» SET EXERCISE:
Copy every line that contains the string "amount" from the entries below.

BEGIN DATA SHOWN

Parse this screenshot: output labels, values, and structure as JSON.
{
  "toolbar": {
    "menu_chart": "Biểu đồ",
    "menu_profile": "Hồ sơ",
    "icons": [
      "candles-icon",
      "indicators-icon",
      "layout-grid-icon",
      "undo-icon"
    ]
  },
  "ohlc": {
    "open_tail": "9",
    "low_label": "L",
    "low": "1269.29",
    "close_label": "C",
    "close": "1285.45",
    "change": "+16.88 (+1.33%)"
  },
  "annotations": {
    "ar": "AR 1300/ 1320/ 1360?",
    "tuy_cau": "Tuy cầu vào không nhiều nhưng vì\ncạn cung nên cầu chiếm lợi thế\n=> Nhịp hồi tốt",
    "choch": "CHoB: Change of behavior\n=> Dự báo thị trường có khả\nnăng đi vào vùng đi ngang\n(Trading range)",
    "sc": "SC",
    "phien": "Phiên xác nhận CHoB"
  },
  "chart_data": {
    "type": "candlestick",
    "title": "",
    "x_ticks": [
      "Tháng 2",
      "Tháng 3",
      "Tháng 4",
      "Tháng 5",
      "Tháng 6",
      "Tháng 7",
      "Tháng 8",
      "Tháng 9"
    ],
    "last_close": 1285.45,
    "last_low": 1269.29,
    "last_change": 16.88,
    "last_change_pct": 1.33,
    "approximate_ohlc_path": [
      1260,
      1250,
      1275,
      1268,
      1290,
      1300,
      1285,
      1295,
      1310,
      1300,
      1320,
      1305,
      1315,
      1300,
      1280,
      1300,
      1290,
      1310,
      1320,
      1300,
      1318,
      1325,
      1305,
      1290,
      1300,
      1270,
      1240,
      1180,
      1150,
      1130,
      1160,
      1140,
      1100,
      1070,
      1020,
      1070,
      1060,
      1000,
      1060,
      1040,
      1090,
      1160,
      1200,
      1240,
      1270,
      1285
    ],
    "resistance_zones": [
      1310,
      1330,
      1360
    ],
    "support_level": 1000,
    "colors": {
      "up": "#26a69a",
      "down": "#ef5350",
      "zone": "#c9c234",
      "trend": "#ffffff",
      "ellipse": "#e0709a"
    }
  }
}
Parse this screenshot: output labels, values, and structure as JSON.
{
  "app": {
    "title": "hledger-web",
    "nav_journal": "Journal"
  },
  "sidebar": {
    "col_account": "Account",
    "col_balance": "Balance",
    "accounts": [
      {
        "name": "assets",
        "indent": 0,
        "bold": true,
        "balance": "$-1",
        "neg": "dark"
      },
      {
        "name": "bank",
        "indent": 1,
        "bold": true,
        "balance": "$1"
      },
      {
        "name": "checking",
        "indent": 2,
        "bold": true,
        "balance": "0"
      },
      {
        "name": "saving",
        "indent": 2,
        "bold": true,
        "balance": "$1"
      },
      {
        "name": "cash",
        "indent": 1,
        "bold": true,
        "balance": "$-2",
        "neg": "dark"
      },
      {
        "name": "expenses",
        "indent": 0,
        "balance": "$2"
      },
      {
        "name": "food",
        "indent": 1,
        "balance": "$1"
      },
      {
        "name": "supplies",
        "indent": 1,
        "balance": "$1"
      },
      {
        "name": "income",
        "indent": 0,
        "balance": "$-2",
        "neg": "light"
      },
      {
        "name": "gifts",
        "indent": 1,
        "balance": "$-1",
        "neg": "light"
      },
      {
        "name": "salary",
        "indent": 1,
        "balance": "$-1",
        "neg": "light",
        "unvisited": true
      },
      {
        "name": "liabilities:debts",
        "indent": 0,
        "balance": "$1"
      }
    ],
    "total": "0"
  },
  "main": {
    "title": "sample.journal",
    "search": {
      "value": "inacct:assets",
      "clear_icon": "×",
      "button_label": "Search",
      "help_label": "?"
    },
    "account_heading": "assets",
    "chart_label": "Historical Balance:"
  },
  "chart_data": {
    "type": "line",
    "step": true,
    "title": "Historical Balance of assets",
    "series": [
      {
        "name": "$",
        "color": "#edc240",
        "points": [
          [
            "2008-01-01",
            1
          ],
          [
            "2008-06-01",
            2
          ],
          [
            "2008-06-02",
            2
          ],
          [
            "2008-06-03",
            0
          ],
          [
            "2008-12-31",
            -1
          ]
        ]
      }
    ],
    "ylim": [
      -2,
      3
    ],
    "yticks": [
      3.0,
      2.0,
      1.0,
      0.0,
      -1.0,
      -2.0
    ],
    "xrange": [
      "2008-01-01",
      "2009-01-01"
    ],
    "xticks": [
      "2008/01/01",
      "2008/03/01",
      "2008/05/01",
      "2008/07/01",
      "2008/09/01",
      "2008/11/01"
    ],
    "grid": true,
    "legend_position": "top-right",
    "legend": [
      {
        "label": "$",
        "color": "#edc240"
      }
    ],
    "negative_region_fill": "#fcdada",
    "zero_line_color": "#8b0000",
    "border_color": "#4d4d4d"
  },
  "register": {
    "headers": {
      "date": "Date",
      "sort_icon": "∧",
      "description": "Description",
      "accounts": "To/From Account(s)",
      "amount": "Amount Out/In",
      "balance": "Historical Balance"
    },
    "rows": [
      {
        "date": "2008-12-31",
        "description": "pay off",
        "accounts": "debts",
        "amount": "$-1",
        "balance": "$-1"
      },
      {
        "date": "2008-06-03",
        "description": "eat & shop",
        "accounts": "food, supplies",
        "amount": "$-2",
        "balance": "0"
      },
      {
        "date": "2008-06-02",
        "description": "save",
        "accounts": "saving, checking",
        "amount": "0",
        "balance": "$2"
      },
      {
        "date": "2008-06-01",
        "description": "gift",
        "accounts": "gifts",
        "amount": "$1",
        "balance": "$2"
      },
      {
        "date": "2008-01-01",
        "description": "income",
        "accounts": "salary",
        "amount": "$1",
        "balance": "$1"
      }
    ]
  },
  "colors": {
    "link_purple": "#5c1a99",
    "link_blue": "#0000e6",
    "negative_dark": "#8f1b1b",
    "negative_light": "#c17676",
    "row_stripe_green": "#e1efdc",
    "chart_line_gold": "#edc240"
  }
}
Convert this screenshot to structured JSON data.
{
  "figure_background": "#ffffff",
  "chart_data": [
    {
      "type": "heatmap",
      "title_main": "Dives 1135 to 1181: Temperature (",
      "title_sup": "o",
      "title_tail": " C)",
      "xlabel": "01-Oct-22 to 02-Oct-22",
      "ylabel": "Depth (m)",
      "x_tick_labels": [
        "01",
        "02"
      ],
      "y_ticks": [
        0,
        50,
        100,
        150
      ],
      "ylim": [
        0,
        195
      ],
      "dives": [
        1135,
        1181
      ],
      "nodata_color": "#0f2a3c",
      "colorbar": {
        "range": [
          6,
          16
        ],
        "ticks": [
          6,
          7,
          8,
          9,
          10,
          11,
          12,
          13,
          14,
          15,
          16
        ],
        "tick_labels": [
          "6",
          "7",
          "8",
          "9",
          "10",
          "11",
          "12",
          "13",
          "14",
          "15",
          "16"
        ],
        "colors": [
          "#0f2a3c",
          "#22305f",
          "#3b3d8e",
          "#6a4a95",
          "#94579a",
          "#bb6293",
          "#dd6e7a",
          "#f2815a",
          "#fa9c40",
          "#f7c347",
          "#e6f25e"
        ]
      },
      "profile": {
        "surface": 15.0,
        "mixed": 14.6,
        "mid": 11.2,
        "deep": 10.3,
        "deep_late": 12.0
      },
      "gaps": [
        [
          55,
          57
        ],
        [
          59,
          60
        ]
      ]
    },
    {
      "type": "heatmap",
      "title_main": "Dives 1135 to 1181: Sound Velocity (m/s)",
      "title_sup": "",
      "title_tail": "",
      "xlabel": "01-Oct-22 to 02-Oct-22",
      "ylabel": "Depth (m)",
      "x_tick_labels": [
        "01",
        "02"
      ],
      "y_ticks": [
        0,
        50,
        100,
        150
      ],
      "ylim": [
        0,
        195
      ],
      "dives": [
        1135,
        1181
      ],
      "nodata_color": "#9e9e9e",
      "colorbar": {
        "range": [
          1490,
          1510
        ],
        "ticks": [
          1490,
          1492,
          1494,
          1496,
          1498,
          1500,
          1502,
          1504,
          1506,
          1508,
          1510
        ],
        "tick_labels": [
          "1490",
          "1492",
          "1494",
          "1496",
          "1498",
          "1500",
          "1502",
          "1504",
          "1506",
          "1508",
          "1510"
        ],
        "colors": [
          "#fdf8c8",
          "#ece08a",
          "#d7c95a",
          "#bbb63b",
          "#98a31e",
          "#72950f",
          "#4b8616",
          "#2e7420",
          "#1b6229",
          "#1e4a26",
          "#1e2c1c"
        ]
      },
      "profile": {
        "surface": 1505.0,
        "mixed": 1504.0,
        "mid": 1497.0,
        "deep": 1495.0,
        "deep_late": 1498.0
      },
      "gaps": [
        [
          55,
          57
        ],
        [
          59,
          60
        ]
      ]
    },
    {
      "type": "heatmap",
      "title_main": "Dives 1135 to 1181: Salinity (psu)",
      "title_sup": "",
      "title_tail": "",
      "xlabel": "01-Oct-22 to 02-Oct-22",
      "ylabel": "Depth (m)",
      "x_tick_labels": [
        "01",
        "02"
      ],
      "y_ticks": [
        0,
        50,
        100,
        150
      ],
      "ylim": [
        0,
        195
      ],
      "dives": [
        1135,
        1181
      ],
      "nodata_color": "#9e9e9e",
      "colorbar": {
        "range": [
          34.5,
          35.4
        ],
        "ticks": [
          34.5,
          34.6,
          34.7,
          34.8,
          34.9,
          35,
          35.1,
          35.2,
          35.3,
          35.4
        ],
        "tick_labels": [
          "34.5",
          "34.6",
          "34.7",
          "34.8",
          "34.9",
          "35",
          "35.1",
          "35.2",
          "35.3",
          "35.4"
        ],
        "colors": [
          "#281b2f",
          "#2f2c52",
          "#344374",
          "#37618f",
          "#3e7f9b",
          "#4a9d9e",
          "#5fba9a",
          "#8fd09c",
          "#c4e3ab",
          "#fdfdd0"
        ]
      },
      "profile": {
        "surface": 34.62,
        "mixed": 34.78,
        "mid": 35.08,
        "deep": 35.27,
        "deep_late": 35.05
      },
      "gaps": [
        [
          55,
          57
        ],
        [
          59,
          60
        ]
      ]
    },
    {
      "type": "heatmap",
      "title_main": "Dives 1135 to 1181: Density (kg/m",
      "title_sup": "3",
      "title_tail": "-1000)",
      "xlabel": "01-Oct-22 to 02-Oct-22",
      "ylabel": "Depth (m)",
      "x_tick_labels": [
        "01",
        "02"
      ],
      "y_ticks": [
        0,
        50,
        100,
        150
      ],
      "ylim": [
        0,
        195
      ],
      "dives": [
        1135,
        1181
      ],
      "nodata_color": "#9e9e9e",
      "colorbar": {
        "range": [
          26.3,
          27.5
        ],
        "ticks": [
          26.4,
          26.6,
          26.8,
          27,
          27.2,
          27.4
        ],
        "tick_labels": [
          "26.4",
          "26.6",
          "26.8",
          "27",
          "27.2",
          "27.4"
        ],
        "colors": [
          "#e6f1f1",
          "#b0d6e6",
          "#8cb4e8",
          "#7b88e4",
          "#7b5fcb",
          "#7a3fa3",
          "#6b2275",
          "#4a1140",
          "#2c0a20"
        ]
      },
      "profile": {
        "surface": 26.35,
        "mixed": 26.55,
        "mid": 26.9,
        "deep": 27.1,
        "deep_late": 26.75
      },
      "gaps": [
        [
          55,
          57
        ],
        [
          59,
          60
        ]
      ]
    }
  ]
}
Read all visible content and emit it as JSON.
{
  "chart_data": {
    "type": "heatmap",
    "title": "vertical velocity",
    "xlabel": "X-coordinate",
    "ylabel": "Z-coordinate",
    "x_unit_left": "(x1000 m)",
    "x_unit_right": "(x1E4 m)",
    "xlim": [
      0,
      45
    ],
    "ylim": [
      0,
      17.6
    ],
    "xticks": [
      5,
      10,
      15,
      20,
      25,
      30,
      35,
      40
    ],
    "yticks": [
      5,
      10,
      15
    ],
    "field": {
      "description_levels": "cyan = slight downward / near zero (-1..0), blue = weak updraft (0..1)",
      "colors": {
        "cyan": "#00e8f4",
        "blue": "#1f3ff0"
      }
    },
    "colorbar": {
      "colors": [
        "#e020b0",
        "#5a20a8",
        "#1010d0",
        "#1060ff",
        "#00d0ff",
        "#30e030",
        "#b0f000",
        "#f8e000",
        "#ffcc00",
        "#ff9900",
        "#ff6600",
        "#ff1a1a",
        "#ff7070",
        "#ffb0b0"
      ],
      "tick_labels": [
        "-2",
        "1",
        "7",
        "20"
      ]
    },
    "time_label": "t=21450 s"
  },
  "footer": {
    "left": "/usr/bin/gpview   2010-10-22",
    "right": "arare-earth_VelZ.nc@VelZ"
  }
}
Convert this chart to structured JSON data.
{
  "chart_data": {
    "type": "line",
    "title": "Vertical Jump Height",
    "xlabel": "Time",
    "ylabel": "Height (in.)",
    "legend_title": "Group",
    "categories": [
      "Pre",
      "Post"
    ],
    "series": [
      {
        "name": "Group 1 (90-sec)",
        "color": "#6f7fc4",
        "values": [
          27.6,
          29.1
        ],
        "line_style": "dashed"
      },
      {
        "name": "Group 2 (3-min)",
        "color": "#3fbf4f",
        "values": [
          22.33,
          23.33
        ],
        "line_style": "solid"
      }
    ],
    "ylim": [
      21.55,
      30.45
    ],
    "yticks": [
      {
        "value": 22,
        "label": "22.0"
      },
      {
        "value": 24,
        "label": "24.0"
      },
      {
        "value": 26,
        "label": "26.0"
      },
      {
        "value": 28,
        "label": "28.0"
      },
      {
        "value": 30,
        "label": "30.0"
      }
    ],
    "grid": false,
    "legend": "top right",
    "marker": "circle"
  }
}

END DATA SHOWN

» FULL OUTPUT:
      "amount": "Amount Out/In",
        "amount": "$-1",
        "amount": "$-2",
        "amount": "0",
        "amount": "$1",
        "amount": "$1",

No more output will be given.